**Short problem:**
Quote every line below exactly as it reads.

(Collection entries)
------------------------------------------------------------
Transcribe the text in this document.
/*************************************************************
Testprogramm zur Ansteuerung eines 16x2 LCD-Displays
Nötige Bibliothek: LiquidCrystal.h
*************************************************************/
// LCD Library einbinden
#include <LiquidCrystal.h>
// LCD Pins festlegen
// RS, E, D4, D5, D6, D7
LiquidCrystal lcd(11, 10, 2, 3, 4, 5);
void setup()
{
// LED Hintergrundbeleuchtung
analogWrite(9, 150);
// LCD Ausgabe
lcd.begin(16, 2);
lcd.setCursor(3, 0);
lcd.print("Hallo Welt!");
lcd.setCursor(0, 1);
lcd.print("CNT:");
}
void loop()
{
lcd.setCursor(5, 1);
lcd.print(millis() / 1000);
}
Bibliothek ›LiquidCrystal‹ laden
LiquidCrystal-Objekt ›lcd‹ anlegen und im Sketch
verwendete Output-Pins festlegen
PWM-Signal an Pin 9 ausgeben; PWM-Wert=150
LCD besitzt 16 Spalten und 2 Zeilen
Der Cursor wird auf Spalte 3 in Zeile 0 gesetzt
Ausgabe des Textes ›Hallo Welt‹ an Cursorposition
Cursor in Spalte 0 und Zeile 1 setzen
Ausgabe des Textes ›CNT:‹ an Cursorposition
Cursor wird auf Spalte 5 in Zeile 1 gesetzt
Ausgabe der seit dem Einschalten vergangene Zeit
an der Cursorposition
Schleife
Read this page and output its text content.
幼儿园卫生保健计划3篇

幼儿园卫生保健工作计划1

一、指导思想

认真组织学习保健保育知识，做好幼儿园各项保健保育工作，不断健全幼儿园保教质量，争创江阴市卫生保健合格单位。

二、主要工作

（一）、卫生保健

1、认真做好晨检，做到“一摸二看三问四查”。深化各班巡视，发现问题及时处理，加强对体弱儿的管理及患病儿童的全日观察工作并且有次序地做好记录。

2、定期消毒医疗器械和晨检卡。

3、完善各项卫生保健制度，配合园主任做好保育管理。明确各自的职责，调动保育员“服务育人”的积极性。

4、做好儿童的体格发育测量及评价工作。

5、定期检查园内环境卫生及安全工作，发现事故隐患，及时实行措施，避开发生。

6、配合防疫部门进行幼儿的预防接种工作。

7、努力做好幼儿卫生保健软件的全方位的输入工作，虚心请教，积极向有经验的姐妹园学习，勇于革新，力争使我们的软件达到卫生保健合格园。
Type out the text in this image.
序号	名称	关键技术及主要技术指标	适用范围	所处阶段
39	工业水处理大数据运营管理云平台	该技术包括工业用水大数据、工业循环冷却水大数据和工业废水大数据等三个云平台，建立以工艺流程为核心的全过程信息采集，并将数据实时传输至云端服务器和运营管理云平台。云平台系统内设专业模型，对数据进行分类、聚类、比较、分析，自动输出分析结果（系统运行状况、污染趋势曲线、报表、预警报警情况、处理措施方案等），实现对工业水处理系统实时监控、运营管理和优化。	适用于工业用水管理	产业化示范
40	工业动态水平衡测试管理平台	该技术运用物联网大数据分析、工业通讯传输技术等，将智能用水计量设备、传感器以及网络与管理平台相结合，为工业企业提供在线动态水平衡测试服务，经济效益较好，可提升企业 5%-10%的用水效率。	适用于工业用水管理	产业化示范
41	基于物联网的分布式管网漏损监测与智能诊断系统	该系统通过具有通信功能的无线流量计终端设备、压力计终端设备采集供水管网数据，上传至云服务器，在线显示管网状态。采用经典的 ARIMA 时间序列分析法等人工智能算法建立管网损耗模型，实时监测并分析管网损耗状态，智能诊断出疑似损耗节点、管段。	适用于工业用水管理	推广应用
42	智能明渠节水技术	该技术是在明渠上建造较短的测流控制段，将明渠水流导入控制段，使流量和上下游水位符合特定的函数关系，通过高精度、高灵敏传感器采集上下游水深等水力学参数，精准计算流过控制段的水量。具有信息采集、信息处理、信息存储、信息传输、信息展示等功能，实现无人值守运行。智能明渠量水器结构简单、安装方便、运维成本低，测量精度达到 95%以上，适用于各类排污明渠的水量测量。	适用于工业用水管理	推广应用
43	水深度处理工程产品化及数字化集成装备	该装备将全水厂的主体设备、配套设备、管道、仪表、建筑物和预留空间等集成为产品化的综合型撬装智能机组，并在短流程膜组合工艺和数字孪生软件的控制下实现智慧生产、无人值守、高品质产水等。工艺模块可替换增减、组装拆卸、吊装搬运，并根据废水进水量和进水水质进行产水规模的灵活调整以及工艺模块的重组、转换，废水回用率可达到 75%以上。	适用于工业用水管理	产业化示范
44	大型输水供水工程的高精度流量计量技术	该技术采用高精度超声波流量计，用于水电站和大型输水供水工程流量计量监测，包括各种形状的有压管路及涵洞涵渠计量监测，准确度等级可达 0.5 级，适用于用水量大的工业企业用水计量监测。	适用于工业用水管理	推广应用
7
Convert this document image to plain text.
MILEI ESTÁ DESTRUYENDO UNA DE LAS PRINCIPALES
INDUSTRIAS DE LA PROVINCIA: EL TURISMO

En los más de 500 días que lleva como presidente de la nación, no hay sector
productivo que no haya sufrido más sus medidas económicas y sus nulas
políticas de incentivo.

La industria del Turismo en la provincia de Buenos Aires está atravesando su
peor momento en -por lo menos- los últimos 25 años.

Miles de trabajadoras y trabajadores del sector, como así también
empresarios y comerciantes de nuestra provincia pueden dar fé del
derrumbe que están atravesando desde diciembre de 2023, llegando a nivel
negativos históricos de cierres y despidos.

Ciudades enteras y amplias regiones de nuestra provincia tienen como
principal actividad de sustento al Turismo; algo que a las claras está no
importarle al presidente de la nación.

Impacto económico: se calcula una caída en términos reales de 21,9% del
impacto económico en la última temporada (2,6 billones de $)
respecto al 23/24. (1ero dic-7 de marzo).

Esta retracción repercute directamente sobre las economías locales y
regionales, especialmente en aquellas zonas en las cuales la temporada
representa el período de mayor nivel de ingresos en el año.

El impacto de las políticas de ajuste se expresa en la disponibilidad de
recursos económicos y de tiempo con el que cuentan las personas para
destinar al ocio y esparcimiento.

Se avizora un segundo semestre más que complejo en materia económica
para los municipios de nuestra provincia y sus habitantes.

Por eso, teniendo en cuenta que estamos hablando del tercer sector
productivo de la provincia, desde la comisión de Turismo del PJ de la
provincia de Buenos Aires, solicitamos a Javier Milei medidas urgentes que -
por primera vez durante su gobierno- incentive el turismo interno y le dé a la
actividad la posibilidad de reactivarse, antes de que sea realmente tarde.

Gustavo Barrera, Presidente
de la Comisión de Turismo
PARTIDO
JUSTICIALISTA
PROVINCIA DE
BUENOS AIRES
------------------------------------------------------------
**Solution below:**
Transcribe the text in this document.
/*************************************************************
Testprogramm zur Ansteuerung eines 16x2 LCD-Displays
Nötige Bibliothek: LiquidCrystal.h
*************************************************************/
// LCD Library einbinden
#include <LiquidCrystal.h>
// LCD Pins festlegen
// RS, E, D4, D5, D6, D7
LiquidCrystal lcd(11, 10, 2, 3, 4, 5);
void setup()
{
// LED Hintergrundbeleuchtung
analogWrite(9, 150);
// LCD Ausgabe
lcd.begin(16, 2);
lcd.setCursor(3, 0);
lcd.print("Hallo Welt!");
lcd.setCursor(0, 1);
lcd.print("CNT:");
}
void loop()
{
lcd.setCursor(5, 1);
lcd.print(millis() / 1000);
}
Bibliothek ›LiquidCrystal‹ laden
LiquidCrystal-Objekt ›lcd‹ anlegen und im Sketch
verwendete Output-Pins festlegen
PWM-Signal an Pin 9 ausgeben; PWM-Wert=150
LCD besitzt 16 Spalten und 2 Zeilen
Der Cursor wird auf Spalte 3 in Zeile 0 gesetzt
Ausgabe des Textes ›Hallo Welt‹ an Cursorposition
Cursor in Spalte 0 und Zeile 1 setzen
Ausgabe des Textes ›CNT:‹ an Cursorposition
Cursor wird auf Spalte 5 in Zeile 1 gesetzt
Ausgabe der seit dem Einschalten vergangene Zeit
an der Cursorposition
Schleife
Read this page and output its text content.
幼儿园卫生保健计划3篇

幼儿园卫生保健工作计划1

一、指导思想

认真组织学习保健保育知识，做好幼儿园各项保健保育工作，不断健全幼儿园保教质量，争创江阴市卫生保健合格单位。

二、主要工作

（一）、卫生保健

1、认真做好晨检，做到“一摸二看三问四查”。深化各班巡视，发现问题及时处理，加强对体弱儿的管理及患病儿童的全日观察工作并且有次序地做好记录。

2、定期消毒医疗器械和晨检卡。

3、完善各项卫生保健制度，配合园主任做好保育管理。明确各自的职责，调动保育员“服务育人”的积极性。

4、做好儿童的体格发育测量及评价工作。

5、定期检查园内环境卫生及安全工作，发现事故隐患，及时实行措施，避开发生。

6、配合防疫部门进行幼儿的预防接种工作。

7、努力做好幼儿卫生保健软件的全方位的输入工作，虚心请教，积极向有经验的姐妹园学习，勇于革新，力争使我们的软件达到卫生保健合格园。
Type out the text in this image.
序号	名称	关键技术及主要技术指标	适用范围	所处阶段
39	工业水处理大数据运营管理云平台	该技术包括工业用水大数据、工业循环冷却水大数据和工业废水大数据等三个云平台，建立以工艺流程为核心的全过程信息采集，并将数据实时传输至云端服务器和运营管理云平台。云平台系统内设专业模型，对数据进行分类、聚类、比较、分析，自动输出分析结果（系统运行状况、污染趋势曲线、报表、预警报警情况、处理措施方案等），实现对工业水处理系统实时监控、运营管理和优化。	适用于工业用水管理	产业化示范
40	工业动态水平衡测试管理平台	该技术运用物联网大数据分析、工业通讯传输技术等，将智能用水计量设备、传感器以及网络与管理平台相结合，为工业企业提供在线动态水平衡测试服务，经济效益较好，可提升企业 5%-10%的用水效率。	适用于工业用水管理	产业化示范
41	基于物联网的分布式管网漏损监测与智能诊断系统	该系统通过具有通信功能的无线流量计终端设备、压力计终端设备采集供水管网数据，上传至云服务器，在线显示管网状态。采用经典的 ARIMA 时间序列分析法等人工智能算法建立管网损耗模型，实时监测并分析管网损耗状态，智能诊断出疑似损耗节点、管段。	适用于工业用水管理	推广应用
42	智能明渠节水技术	该技术是在明渠上建造较短的测流控制段，将明渠水流导入控制段，使流量和上下游水位符合特定的函数关系，通过高精度、高灵敏传感器采集上下游水深等水力学参数，精准计算流过控制段的水量。具有信息采集、信息处理、信息存储、信息传输、信息展示等功能，实现无人值守运行。智能明渠量水器结构简单、安装方便、运维成本低，测量精度达到 95%以上，适用于各类排污明渠的水量测量。	适用于工业用水管理	推广应用
43	水深度处理工程产品化及数字化集成装备	该装备将全水厂的主体设备、配套设备、管道、仪表、建筑物和预留空间等集成为产品化的综合型撬装智能机组，并在短流程膜组合工艺和数字孪生软件的控制下实现智慧生产、无人值守、高品质产水等。工艺模块可替换增减、组装拆卸、吊装搬运，并根据废水进水量和进水水质进行产水规模的灵活调整以及工艺模块的重组、转换，废水回用率可达到 75%以上。	适用于工业用水管理	产业化示范
44	大型输水供水工程的高精度流量计量技术	该技术采用高精度超声波流量计，用于水电站和大型输水供水工程流量计量监测，包括各种形状的有压管路及涵洞涵渠计量监测，准确度等级可达 0.5 级，适用于用水量大的工业企业用水计量监测。	适用于工业用水管理	推广应用
7
Convert this document image to plain text.
MILEI ESTÁ DESTRUYENDO UNA DE LAS PRINCIPALES
INDUSTRIAS DE LA PROVINCIA: EL TURISMO

En los más de 500 días que lleva como presidente de la nación, no hay sector
productivo que no haya sufrido más sus medidas económicas y sus nulas
políticas de incentivo.

La industria del Turismo en la provincia de Buenos Aires está atravesando su
peor momento en -por lo menos- los últimos 25 años.

Miles de trabajadoras y trabajadores del sector, como así también
empresarios y comerciantes de nuestra provincia pueden dar fé del
derrumbe que están atravesando desde diciembre de 2023, llegando a nivel
negativos históricos de cierres y despidos.

Ciudades enteras y amplias regiones de nuestra provincia tienen como
principal actividad de sustento al Turismo; algo que a las claras está no
importarle al presidente de la nación.

Impacto económico: se calcula una caída en términos reales de 21,9% del
impacto económico en la última temporada (2,6 billones de $)
respecto al 23/24. (1ero dic-7 de marzo).

Esta retracción repercute directamente sobre las economías locales y
regionales, especialmente en aquellas zonas en las cuales la temporada
representa el período de mayor nivel de ingresos en el año.

El impacto de las políticas de ajuste se expresa en la disponibilidad de
recursos económicos y de tiempo con el que cuentan las personas para
destinar al ocio y esparcimiento.

Se avizora un segundo semestre más que complejo en materia económica
para los municipios de nuestra provincia y sus habitantes.

Por eso, teniendo en cuenta que estamos hablando del tercer sector
productivo de la provincia, desde la comisión de Turismo del PJ de la
provincia de Buenos Aires, solicitamos a Javier Milei medidas urgentes que -
por primera vez durante su gobierno- incentive el turismo interno y le dé a la
actividad la posibilidad de reactivarse, antes de que sea realmente tarde.

Gustavo Barrera, Presidente
de la Comisión de Turismo
PARTIDO
JUSTICIALISTA
PROVINCIA DE
BUENOS AIRES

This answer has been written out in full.